---------- Data provided

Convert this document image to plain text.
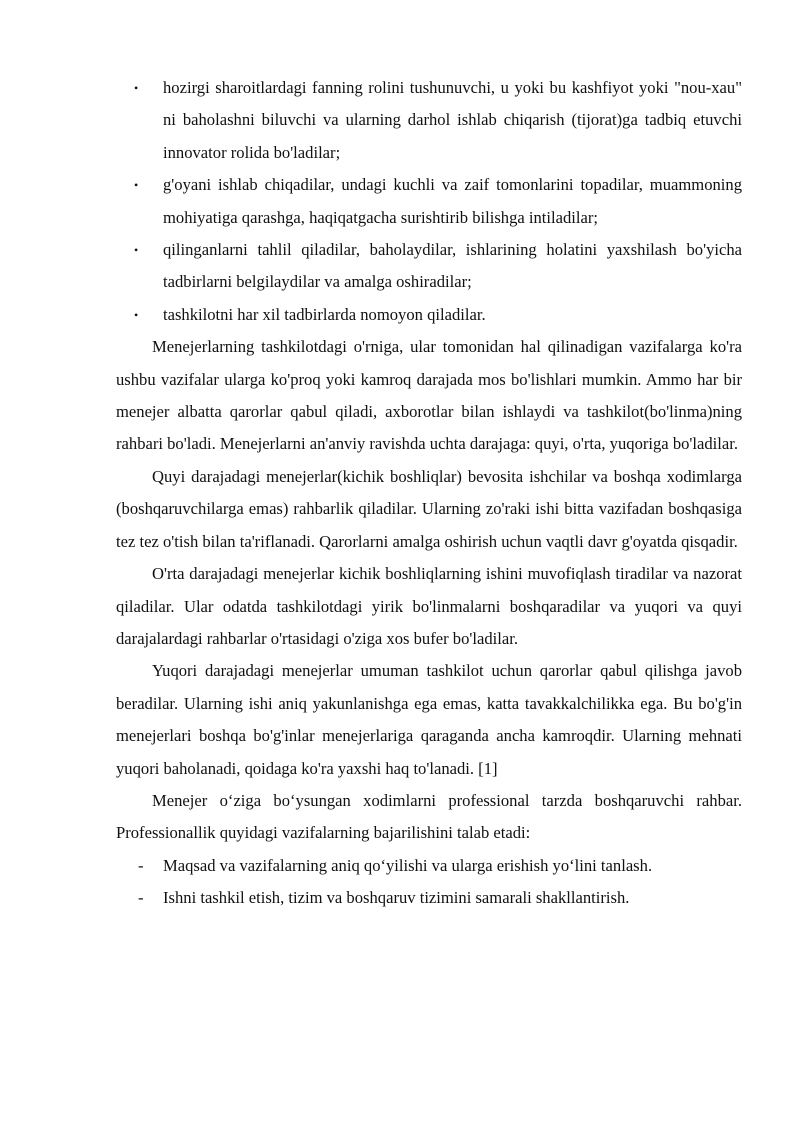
• hozirgi sharoitlardagi fanning rolini tushunuvchi, u yoki bu kashfiyot yoki "nou-xau" ni baholashni biluvchi va ularning darhol ishlab chiqarish (tijorat)ga tadbiq etuvchi innovator rolida bo'ladilar;
• g'oyani ishlab chiqadilar, undagi kuchli va zaif tomonlarini topadilar, muammoning mohiyatiga qarashga, haqiqatgacha surishtirib bilishga intiladilar;
• qilinganlarni tahlil qiladilar, baholaydilar, ishlarining holatini yaxshilash bo'yicha tadbirlarni belgilaydilar va amalga oshiradilar;
• tashkilotni har xil tadbirlarda nomoyon qiladilar.

Menejerlarning tashkilotdagi o'rniga, ular tomonidan hal qilinadigan vazifalarga ko'ra ushbu vazifalar ularga ko'proq yoki kamroq darajada mos bo'lishlari mumkin. Ammo har bir menejer albatta qarorlar qabul qiladi, axborotlar bilan ishlaydi va tashkilot(bo'linma)ning rahbari bo'ladi. Menejerlarni an'anviy ravishda uchta darajaga: quyi, o'rta, yuqoriga bo'ladilar.

Quyi darajadagi menejerlar(kichik boshliqlar) bevosita ishchilar va boshqa xodimlarga (boshqaruvchilarga emas) rahbarlik qiladilar. Ularning zo'raki ishi bitta vazifadan boshqasiga tez tez o'tish bilan ta'riflanadi. Qarorlarni amalga oshirish uchun vaqtli davr g'oyatda qisqadir.

O'rta darajadagi menejerlar kichik boshliqlarning ishini muvofiqlash tiradilar va nazorat qiladilar. Ular odatda tashkilotdagi yirik bo'linmalarni boshqaradilar va yuqori va quyi darajalardagi rahbarlar o'rtasidagi o'ziga xos bufer bo'ladilar.

Yuqori darajadagi menejerlar umuman tashkilot uchun qarorlar qabul qilishga javob beradilar. Ularning ishi aniq yakunlanishga ega emas, katta tavakkalchilikka ega. Bu bo'g'in menejerlari boshqa bo'g'inlar menejerlariga qaraganda ancha kamroqdir. Ularning mehnati yuqori baholanadi, qoidaga ko'ra yaxshi haq to'lanadi. [1]

Menejer o‘ziga bo‘ysungan xodimlarni professional tarzda boshqaruvchi rahbar. Professionallik quyidagi vazifalarning bajarilishini talab etadi:

- Maqsad va vazifalarning aniq qo‘yilishi va ularga erishish yo‘lini tanlash.
- Ishni tashkil etish, tizim va boshqaruv tizimini samarali shakllantirish.
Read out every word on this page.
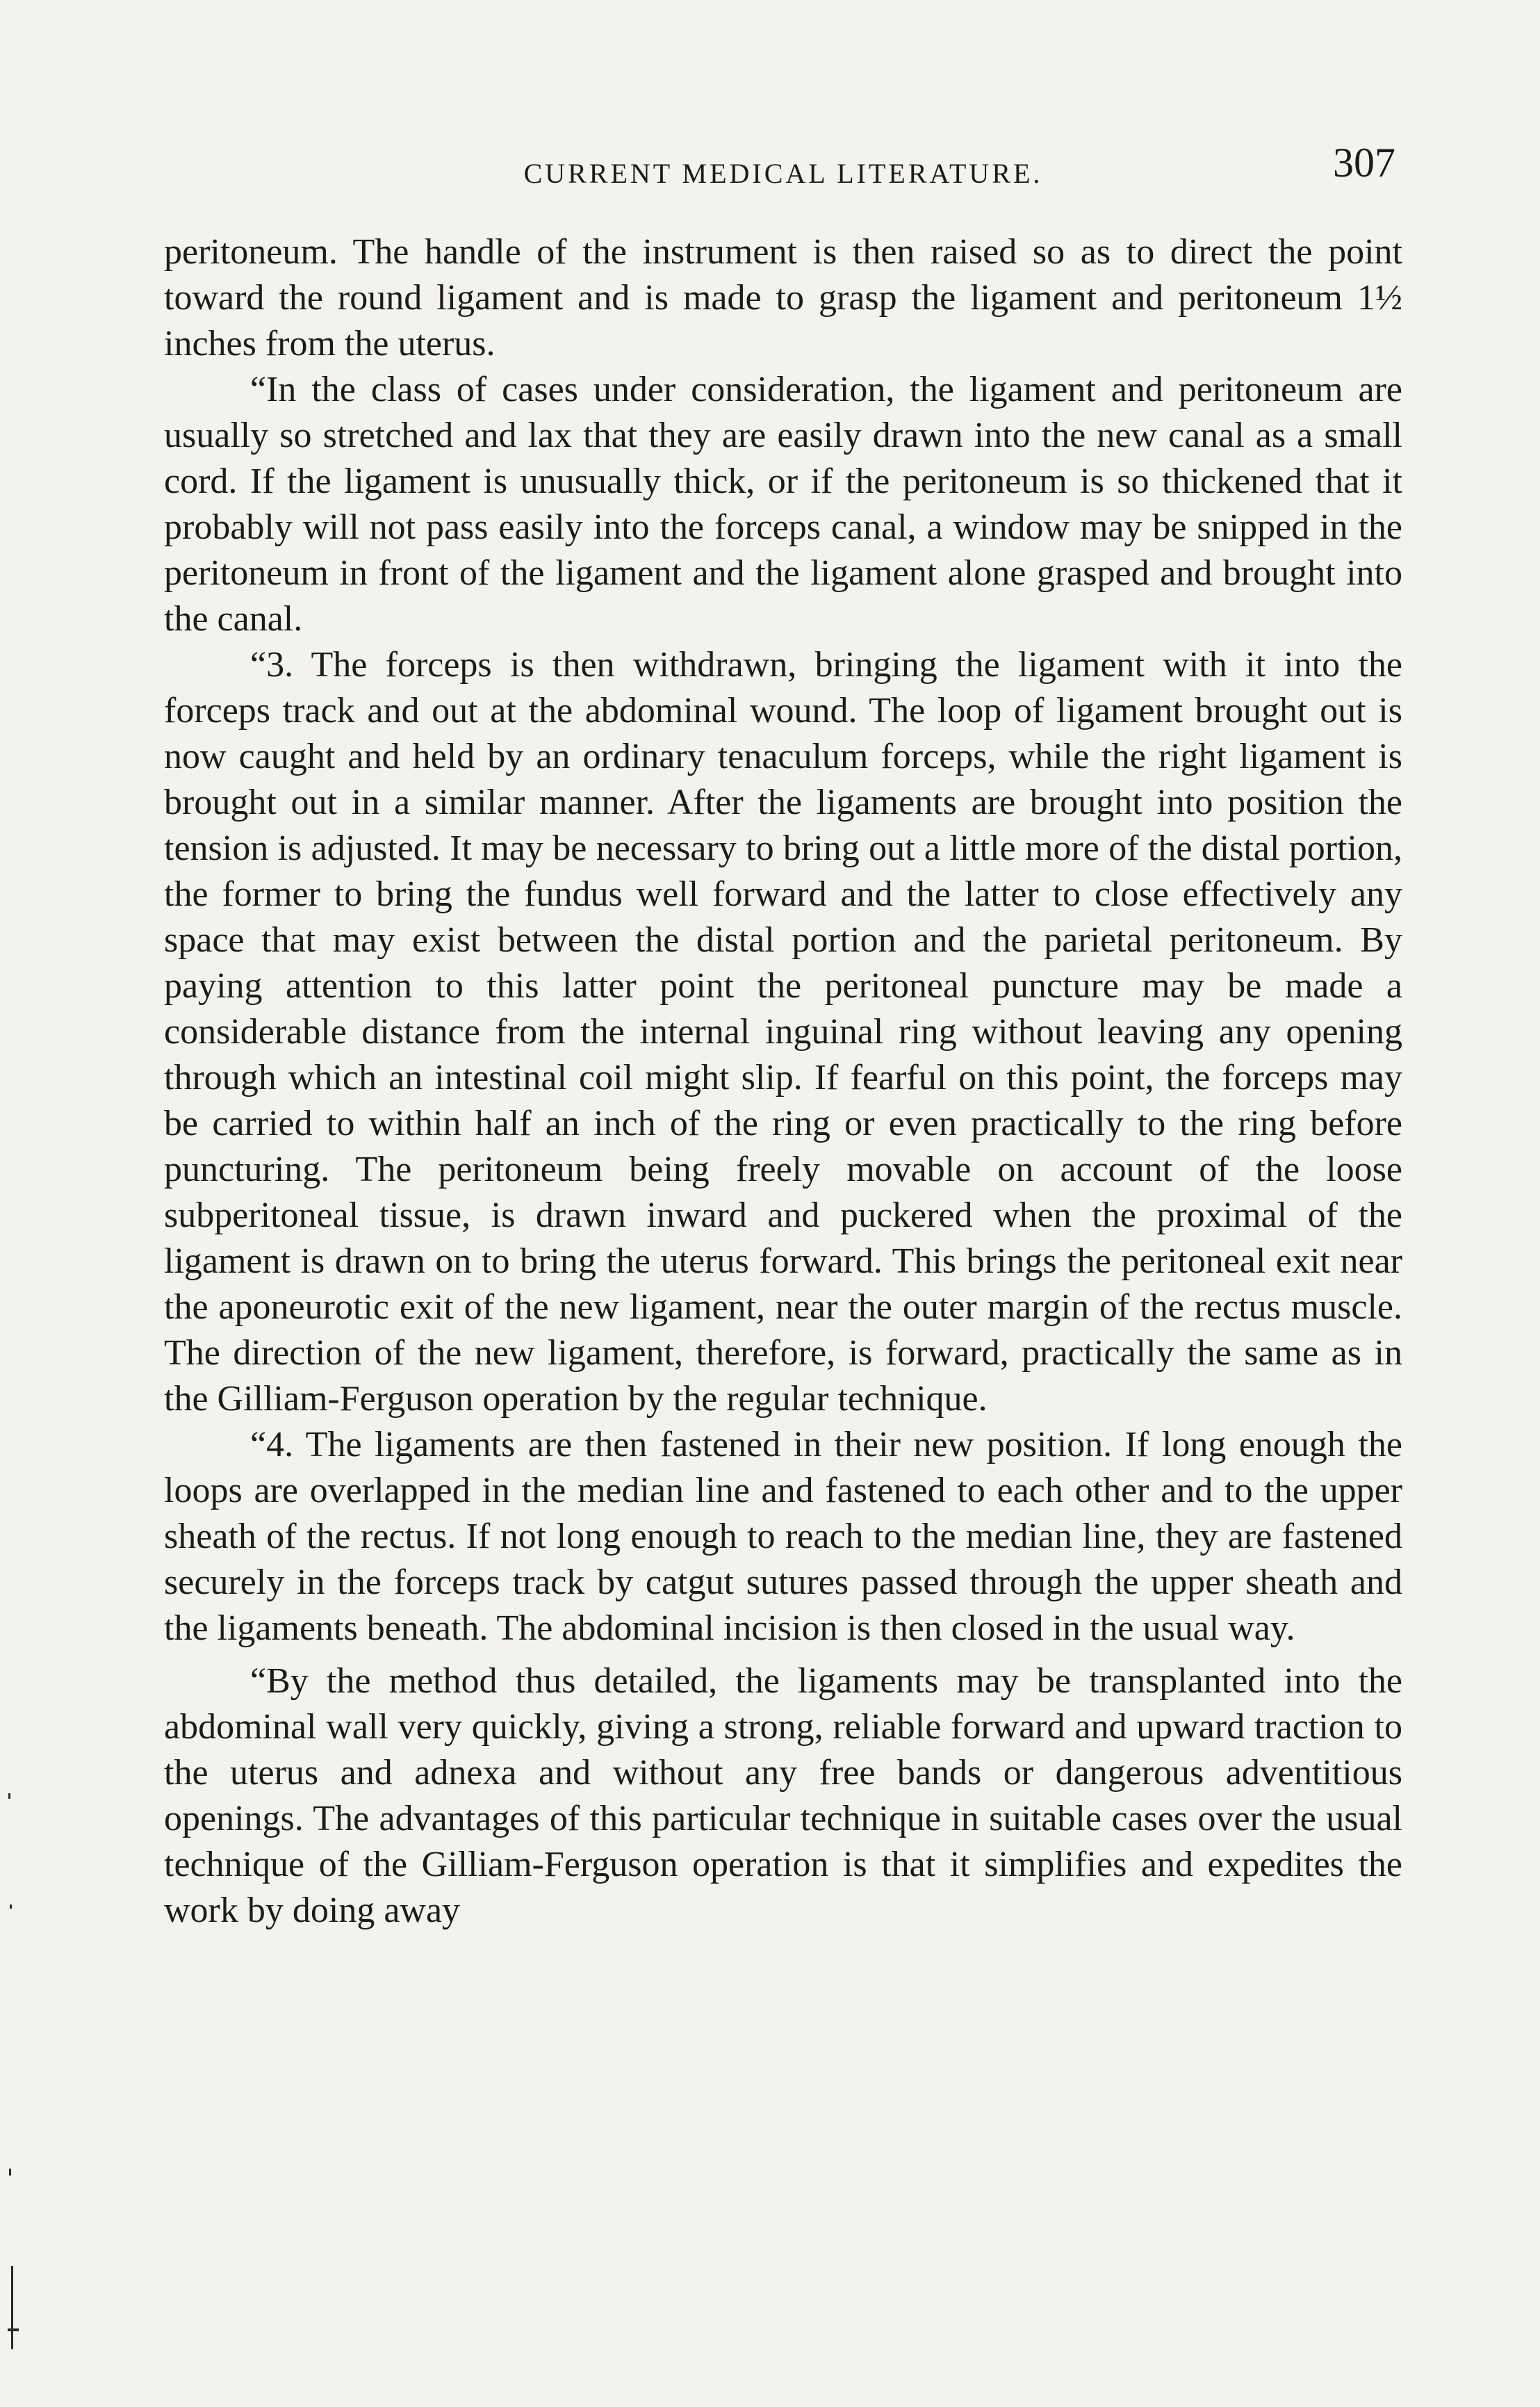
CURRENT MEDICAL LITERATURE.	307

peritoneum. The handle of the instrument is then raised so as to direct the point toward the round ligament and is made to grasp the ligament and peritoneum 1½ inches from the uterus.

“In the class of cases under consideration, the ligament and peritoneum are usually so stretched and lax that they are easily drawn into the new canal as a small cord. If the ligament is unusually thick, or if the peritoneum is so thickened that it probably will not pass easily into the forceps canal, a window may be snipped in the peritoneum in front of the ligament and the ligament alone grasped and brought into the canal.

“3. The forceps is then withdrawn, bringing the ligament with it into the forceps track and out at the abdominal wound. The loop of ligament brought out is now caught and held by an ordinary tenaculum forceps, while the right ligament is brought out in a similar manner. After the ligaments are brought into position the tension is adjusted. It may be necessary to bring out a little more of the distal portion, the former to bring the fundus well forward and the latter to close effectively any space that may exist between the distal portion and the parietal peritoneum. By paying attention to this latter point the peritoneal puncture may be made a considerable distance from the internal inguinal ring without leaving any opening through which an intestinal coil might slip. If fearful on this point, the forceps may be carried to within half an inch of the ring or even practically to the ring before puncturing. The peritoneum being freely movable on account of the loose subperitoneal tissue, is drawn inward and puckered when the proximal of the ligament is drawn on to bring the uterus forward. This brings the peritoneal exit near the aponeurotic exit of the new ligament, near the outer margin of the rectus muscle. The direction of the new ligament, therefore, is forward, practically the same as in the Gilliam-Ferguson operation by the regular technique.

“4. The ligaments are then fastened in their new position. If long enough the loops are overlapped in the median line and fastened to each other and to the upper sheath of the rectus. If not long enough to reach to the median line, they are fastened securely in the forceps track by catgut sutures passed through the upper sheath and the ligaments beneath. The abdominal incision is then closed in the usual way.

“By the method thus detailed, the ligaments may be transplanted into the abdominal wall very quickly, giving a strong, reliable forward and upward traction to the uterus and adnexa and without any free bands or dangerous adventitious openings. The advantages of this particular technique in suitable cases over the usual technique of the Gilliam-Ferguson operation is that it simplifies and expedites the work by doing away
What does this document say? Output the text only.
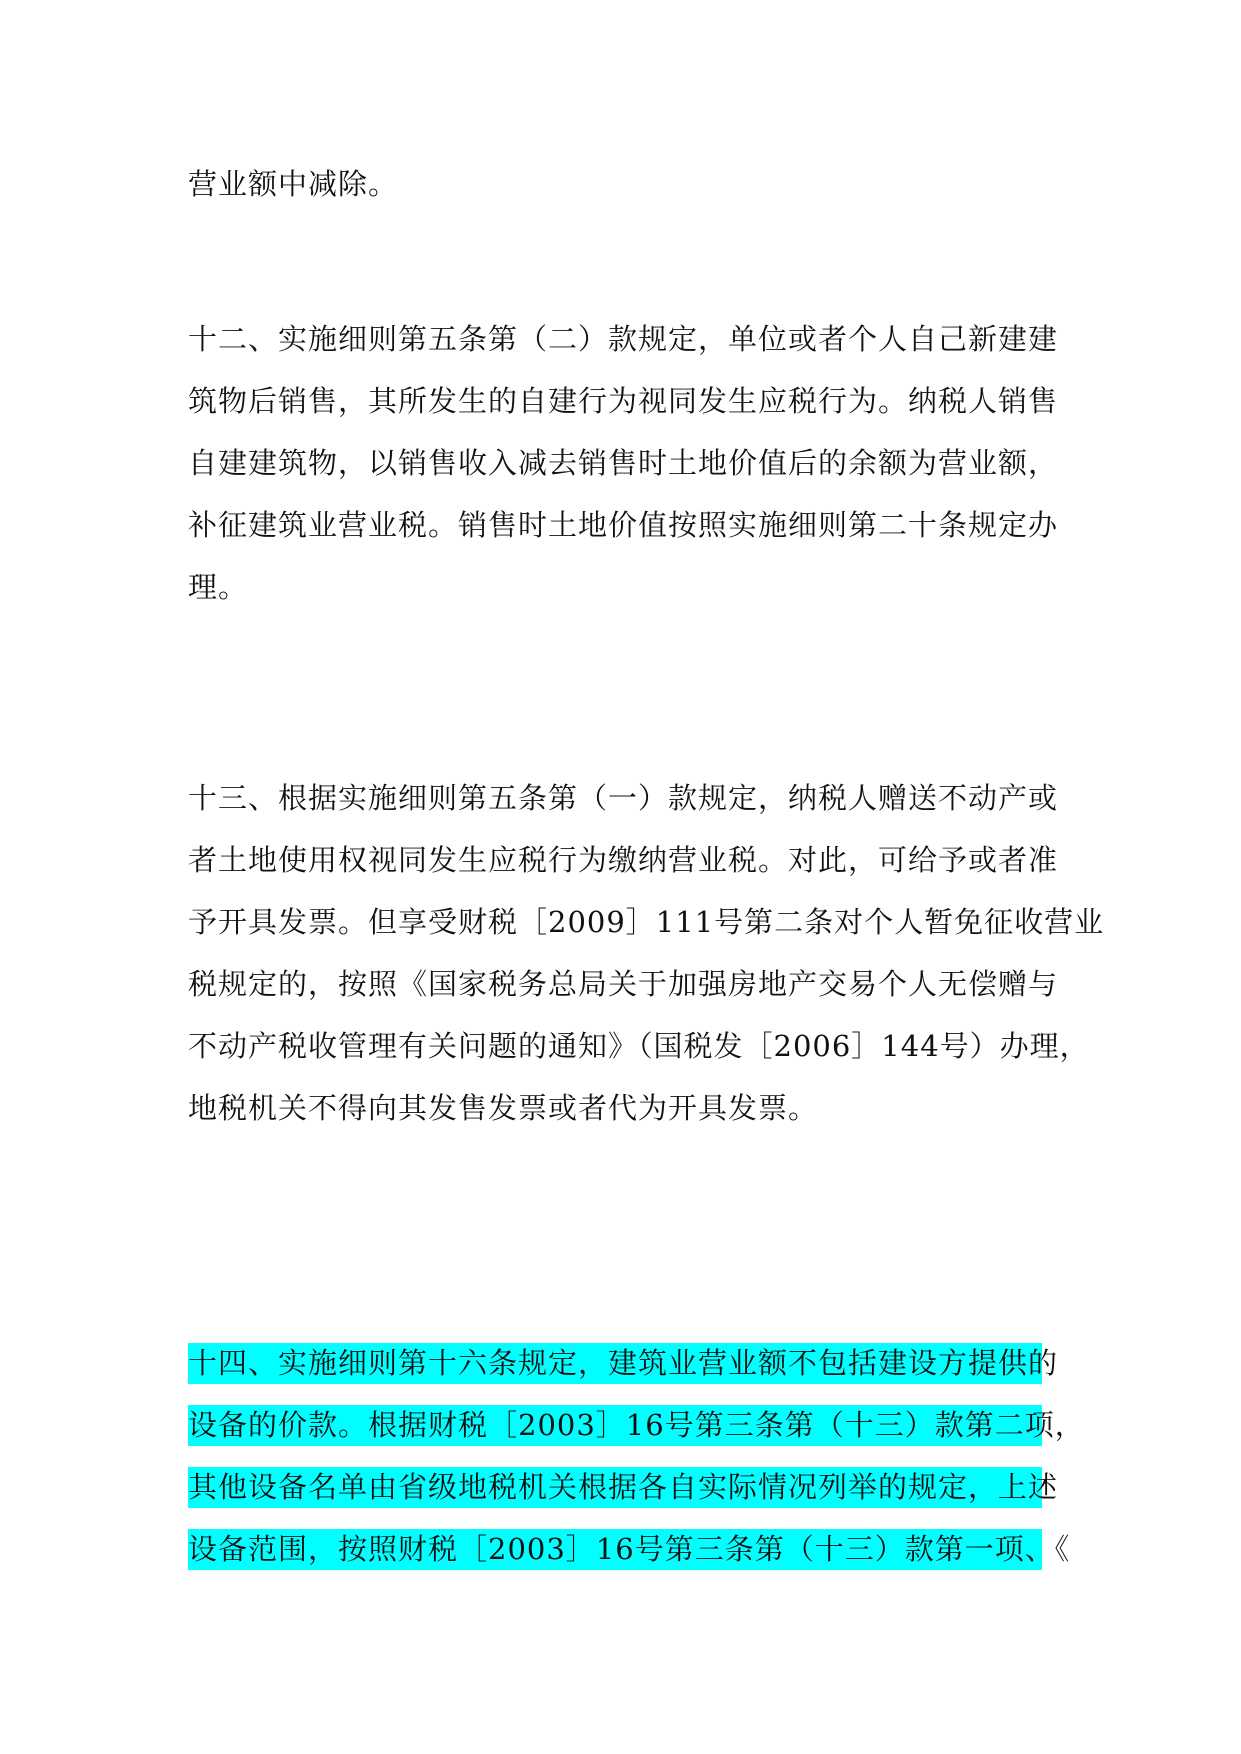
营业额中减除。
十二、实施细则第五条第（二）款规定，单位或者个人自己新建建
筑物后销售，其所发生的自建行为视同发生应税行为。纳税人销售
自建建筑物，以销售收入减去销售时土地价值后的余额为营业额，
补征建筑业营业税。销售时土地价值按照实施细则第二十条规定办
理。
十三、根据实施细则第五条第（一）款规定，纳税人赠送不动产或
者土地使用权视同发生应税行为缴纳营业税。对此，可给予或者准
予开具发票。但享受财税［2009］111号第二条对个人暂免征收营业
税规定的，按照《国家税务总局关于加强房地产交易个人无偿赠与
不动产税收管理有关问题的通知》（国税发［2006］144号）办理，
地税机关不得向其发售发票或者代为开具发票。
十四、实施细则第十六条规定，建筑业营业额不包括建设方提供的
设备的价款。根据财税［2003］16号第三条第（十三）款第二项，
其他设备名单由省级地税机关根据各自实际情况列举的规定，上述
设备范围，按照财税［2003］16号第三条第（十三）款第一项、《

--------------------

Omit every picture while copying the listing above exactly.

Convert this document image to plain text.
• hozirgi sharoitlardagi fanning rolini tushunuvchi, u yoki bu kashfiyot yoki "nou-xau" ni baholashni biluvchi va ularning darhol ishlab chiqarish (tijorat)ga tadbiq etuvchi innovator rolida bo'ladilar;
• g'oyani ishlab chiqadilar, undagi kuchli va zaif tomonlarini topadilar, muammoning mohiyatiga qarashga, haqiqatgacha surishtirib bilishga intiladilar;
• qilinganlarni tahlil qiladilar, baholaydilar, ishlarining holatini yaxshilash bo'yicha tadbirlarni belgilaydilar va amalga oshiradilar;
• tashkilotni har xil tadbirlarda nomoyon qiladilar.

Menejerlarning tashkilotdagi o'rniga, ular tomonidan hal qilinadigan vazifalarga ko'ra ushbu vazifalar ularga ko'proq yoki kamroq darajada mos bo'lishlari mumkin. Ammo har bir menejer albatta qarorlar qabul qiladi, axborotlar bilan ishlaydi va tashkilot(bo'linma)ning rahbari bo'ladi. Menejerlarni an'anviy ravishda uchta darajaga: quyi, o'rta, yuqoriga bo'ladilar.

Quyi darajadagi menejerlar(kichik boshliqlar) bevosita ishchilar va boshqa xodimlarga (boshqaruvchilarga emas) rahbarlik qiladilar. Ularning zo'raki ishi bitta vazifadan boshqasiga tez tez o'tish bilan ta'riflanadi. Qarorlarni amalga oshirish uchun vaqtli davr g'oyatda qisqadir.

O'rta darajadagi menejerlar kichik boshliqlarning ishini muvofiqlash tiradilar va nazorat qiladilar. Ular odatda tashkilotdagi yirik bo'linmalarni boshqaradilar va yuqori va quyi darajalardagi rahbarlar o'rtasidagi o'ziga xos bufer bo'ladilar.

Yuqori darajadagi menejerlar umuman tashkilot uchun qarorlar qabul qilishga javob beradilar. Ularning ishi aniq yakunlanishga ega emas, katta tavakkalchilikka ega. Bu bo'g'in menejerlari boshqa bo'g'inlar menejerlariga qaraganda ancha kamroqdir. Ularning mehnati yuqori baholanadi, qoidaga ko'ra yaxshi haq to'lanadi. [1]

Menejer o‘ziga bo‘ysungan xodimlarni professional tarzda boshqaruvchi rahbar. Professionallik quyidagi vazifalarning bajarilishini talab etadi:

- Maqsad va vazifalarning aniq qo‘yilishi va ularga erishish yo‘lini tanlash.
- Ishni tashkil etish, tizim va boshqaruv tizimini samarali shakllantirish.
Read out every word on this page.
CURRENT MEDICAL LITERATURE.	307

peritoneum. The handle of the instrument is then raised so as to direct the point toward the round ligament and is made to grasp the ligament and peritoneum 1½ inches from the uterus.

“In the class of cases under consideration, the ligament and peritoneum are usually so stretched and lax that they are easily drawn into the new canal as a small cord. If the ligament is unusually thick, or if the peritoneum is so thickened that it probably will not pass easily into the forceps canal, a window may be snipped in the peritoneum in front of the ligament and the ligament alone grasped and brought into the canal.

“3. The forceps is then withdrawn, bringing the ligament with it into the forceps track and out at the abdominal wound. The loop of ligament brought out is now caught and held by an ordinary tenaculum forceps, while the right ligament is brought out in a similar manner. After the ligaments are brought into position the tension is adjusted. It may be necessary to bring out a little more of the distal portion, the former to bring the fundus well forward and the latter to close effectively any space that may exist between the distal portion and the parietal peritoneum. By paying attention to this latter point the peritoneal puncture may be made a considerable distance from the internal inguinal ring without leaving any opening through which an intestinal coil might slip. If fearful on this point, the forceps may be carried to within half an inch of the ring or even practically to the ring before puncturing. The peritoneum being freely movable on account of the loose subperitoneal tissue, is drawn inward and puckered when the proximal of the ligament is drawn on to bring the uterus forward. This brings the peritoneal exit near the aponeurotic exit of the new ligament, near the outer margin of the rectus muscle. The direction of the new ligament, therefore, is forward, practically the same as in the Gilliam-Ferguson operation by the regular technique.

“4. The ligaments are then fastened in their new position. If long enough the loops are overlapped in the median line and fastened to each other and to the upper sheath of the rectus. If not long enough to reach to the median line, they are fastened securely in the forceps track by catgut sutures passed through the upper sheath and the ligaments beneath. The abdominal incision is then closed in the usual way.

“By the method thus detailed, the ligaments may be transplanted into the abdominal wall very quickly, giving a strong, reliable forward and upward traction to the uterus and adnexa and without any free bands or dangerous adventitious openings. The advantages of this particular technique in suitable cases over the usual technique of the Gilliam-Ferguson operation is that it simplifies and expedites the work by doing away
What does this document say? Output the text only.
营业额中减除。
十二、实施细则第五条第（二）款规定，单位或者个人自己新建建
筑物后销售，其所发生的自建行为视同发生应税行为。纳税人销售
自建建筑物，以销售收入减去销售时土地价值后的余额为营业额，
补征建筑业营业税。销售时土地价值按照实施细则第二十条规定办
理。
十三、根据实施细则第五条第（一）款规定，纳税人赠送不动产或
者土地使用权视同发生应税行为缴纳营业税。对此，可给予或者准
予开具发票。但享受财税［2009］111号第二条对个人暂免征收营业
税规定的，按照《国家税务总局关于加强房地产交易个人无偿赠与
不动产税收管理有关问题的通知》（国税发［2006］144号）办理，
地税机关不得向其发售发票或者代为开具发票。
十四、实施细则第十六条规定，建筑业营业额不包括建设方提供的
设备的价款。根据财税［2003］16号第三条第（十三）款第二项，
其他设备名单由省级地税机关根据各自实际情况列举的规定，上述
设备范围，按照财税［2003］16号第三条第（十三）款第一项、《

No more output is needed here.